** BEGIN **

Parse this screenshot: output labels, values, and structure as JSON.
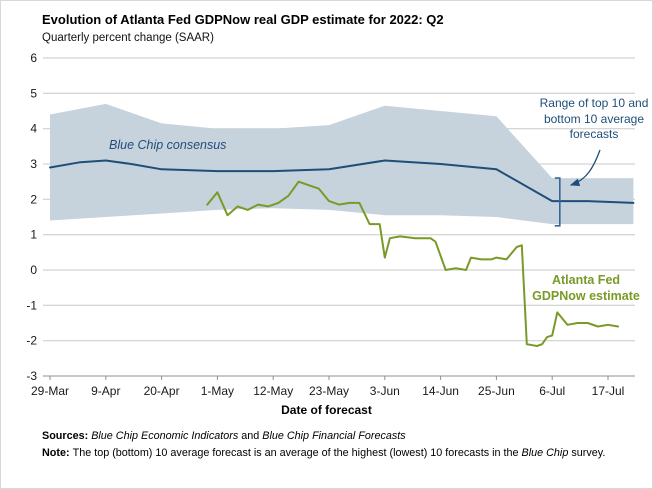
{
  "header": {
    "title": "Evolution of Atlanta Fed GDPNow real GDP estimate for 2022: Q2",
    "subtitle": "Quarterly percent change (SAAR)"
  },
  "annotations": {
    "blue_chip_label": "Blue Chip consensus",
    "range_label": "Range of top 10 and bottom 10 average forecasts",
    "gdpnow_label": "Atlanta Fed GDPNow estimate"
  },
  "footer": {
    "sources_segments": [
      {
        "text": "Sources: ",
        "style": "bold"
      },
      {
        "text": "Blue Chip Economic Indicators",
        "style": "italic"
      },
      {
        "text": " and ",
        "style": "normal"
      },
      {
        "text": "Blue Chip Financial Forecasts",
        "style": "italic"
      }
    ],
    "note_segments": [
      {
        "text": "Note: ",
        "style": "bold"
      },
      {
        "text": "The top (bottom) 10 average forecast is an average of the highest (lowest) 10 forecasts in the ",
        "style": "normal"
      },
      {
        "text": "Blue Chip",
        "style": "italic"
      },
      {
        "text": " survey.",
        "style": "normal"
      }
    ]
  },
  "chart_data": {
    "type": "line",
    "title": "Evolution of Atlanta Fed GDPNow real GDP estimate for 2022: Q2",
    "ylabel": "Quarterly percent change (SAAR)",
    "xlabel": "Date of forecast",
    "ylim": [
      -3,
      6
    ],
    "y_ticks": [
      6,
      5,
      4,
      3,
      2,
      1,
      0,
      -1,
      -2,
      -3
    ],
    "grid": "horizontal only",
    "x_axis_unit": "days since 29-Mar-2022",
    "x_ticks": [
      {
        "day": 0,
        "label": "29-Mar"
      },
      {
        "day": 11,
        "label": "9-Apr"
      },
      {
        "day": 22,
        "label": "20-Apr"
      },
      {
        "day": 33,
        "label": "1-May"
      },
      {
        "day": 44,
        "label": "12-May"
      },
      {
        "day": 55,
        "label": "23-May"
      },
      {
        "day": 66,
        "label": "3-Jun"
      },
      {
        "day": 77,
        "label": "14-Jun"
      },
      {
        "day": 88,
        "label": "25-Jun"
      },
      {
        "day": 99,
        "label": "6-Jul"
      },
      {
        "day": 110,
        "label": "17-Jul"
      }
    ],
    "band": {
      "name": "Range of top 10 and bottom 10 average forecasts",
      "color": "#c6d3dc",
      "top": [
        [
          0,
          4.4
        ],
        [
          11,
          4.7
        ],
        [
          22,
          4.15
        ],
        [
          33,
          4.0
        ],
        [
          44,
          4.0
        ],
        [
          55,
          4.1
        ],
        [
          66,
          4.65
        ],
        [
          77,
          4.5
        ],
        [
          88,
          4.35
        ],
        [
          99,
          2.6
        ],
        [
          115,
          2.6
        ]
      ],
      "bottom": [
        [
          0,
          1.4
        ],
        [
          11,
          1.5
        ],
        [
          22,
          1.6
        ],
        [
          33,
          1.7
        ],
        [
          44,
          1.75
        ],
        [
          55,
          1.7
        ],
        [
          66,
          1.55
        ],
        [
          77,
          1.55
        ],
        [
          88,
          1.5
        ],
        [
          99,
          1.3
        ],
        [
          115,
          1.3
        ]
      ]
    },
    "series": [
      {
        "name": "Blue Chip consensus",
        "color": "#1f4e79",
        "points": [
          [
            0,
            2.9
          ],
          [
            6,
            3.05
          ],
          [
            11,
            3.1
          ],
          [
            16,
            3.0
          ],
          [
            22,
            2.85
          ],
          [
            33,
            2.8
          ],
          [
            44,
            2.8
          ],
          [
            55,
            2.85
          ],
          [
            66,
            3.1
          ],
          [
            77,
            3.0
          ],
          [
            88,
            2.85
          ],
          [
            99,
            1.95
          ],
          [
            106,
            1.95
          ],
          [
            115,
            1.9
          ]
        ]
      },
      {
        "name": "Atlanta Fed GDPNow estimate",
        "color": "#7a9a28",
        "points": [
          [
            31,
            1.85
          ],
          [
            33,
            2.2
          ],
          [
            35,
            1.55
          ],
          [
            37,
            1.8
          ],
          [
            39,
            1.7
          ],
          [
            41,
            1.85
          ],
          [
            43,
            1.8
          ],
          [
            45,
            1.9
          ],
          [
            47,
            2.1
          ],
          [
            49,
            2.5
          ],
          [
            51,
            2.4
          ],
          [
            53,
            2.3
          ],
          [
            55,
            1.95
          ],
          [
            57,
            1.85
          ],
          [
            59,
            1.9
          ],
          [
            61,
            1.9
          ],
          [
            63,
            1.3
          ],
          [
            65,
            1.3
          ],
          [
            66,
            0.35
          ],
          [
            67,
            0.9
          ],
          [
            69,
            0.95
          ],
          [
            72,
            0.9
          ],
          [
            75,
            0.9
          ],
          [
            76,
            0.8
          ],
          [
            78,
            0.0
          ],
          [
            80,
            0.05
          ],
          [
            82,
            0.0
          ],
          [
            83,
            0.35
          ],
          [
            85,
            0.3
          ],
          [
            87,
            0.3
          ],
          [
            88,
            0.35
          ],
          [
            90,
            0.3
          ],
          [
            92,
            0.65
          ],
          [
            93,
            0.7
          ],
          [
            94,
            -2.1
          ],
          [
            96,
            -2.15
          ],
          [
            97,
            -2.1
          ],
          [
            98,
            -1.9
          ],
          [
            99,
            -1.85
          ],
          [
            100,
            -1.2
          ],
          [
            102,
            -1.55
          ],
          [
            104,
            -1.5
          ],
          [
            106,
            -1.5
          ],
          [
            108,
            -1.6
          ],
          [
            110,
            -1.55
          ],
          [
            112,
            -1.6
          ]
        ]
      }
    ],
    "bracket": {
      "day": 100.5,
      "from": 2.6,
      "to": 1.25,
      "color": "#34689a"
    }
  },
  "colors": {
    "navy": "#1f4e79",
    "green": "#7a9a28",
    "band": "#c6d3dc",
    "grid": "#c9c9c9",
    "axis": "#8f8f8f"
  }
}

** END **

EXERCISE GOAL:
Look through the entries above. Extract each line with the word "Quarterly".

FINAL RESULT:
    "subtitle": "Quarterly percent change (SAAR)"
    "ylabel": "Quarterly percent change (SAAR)",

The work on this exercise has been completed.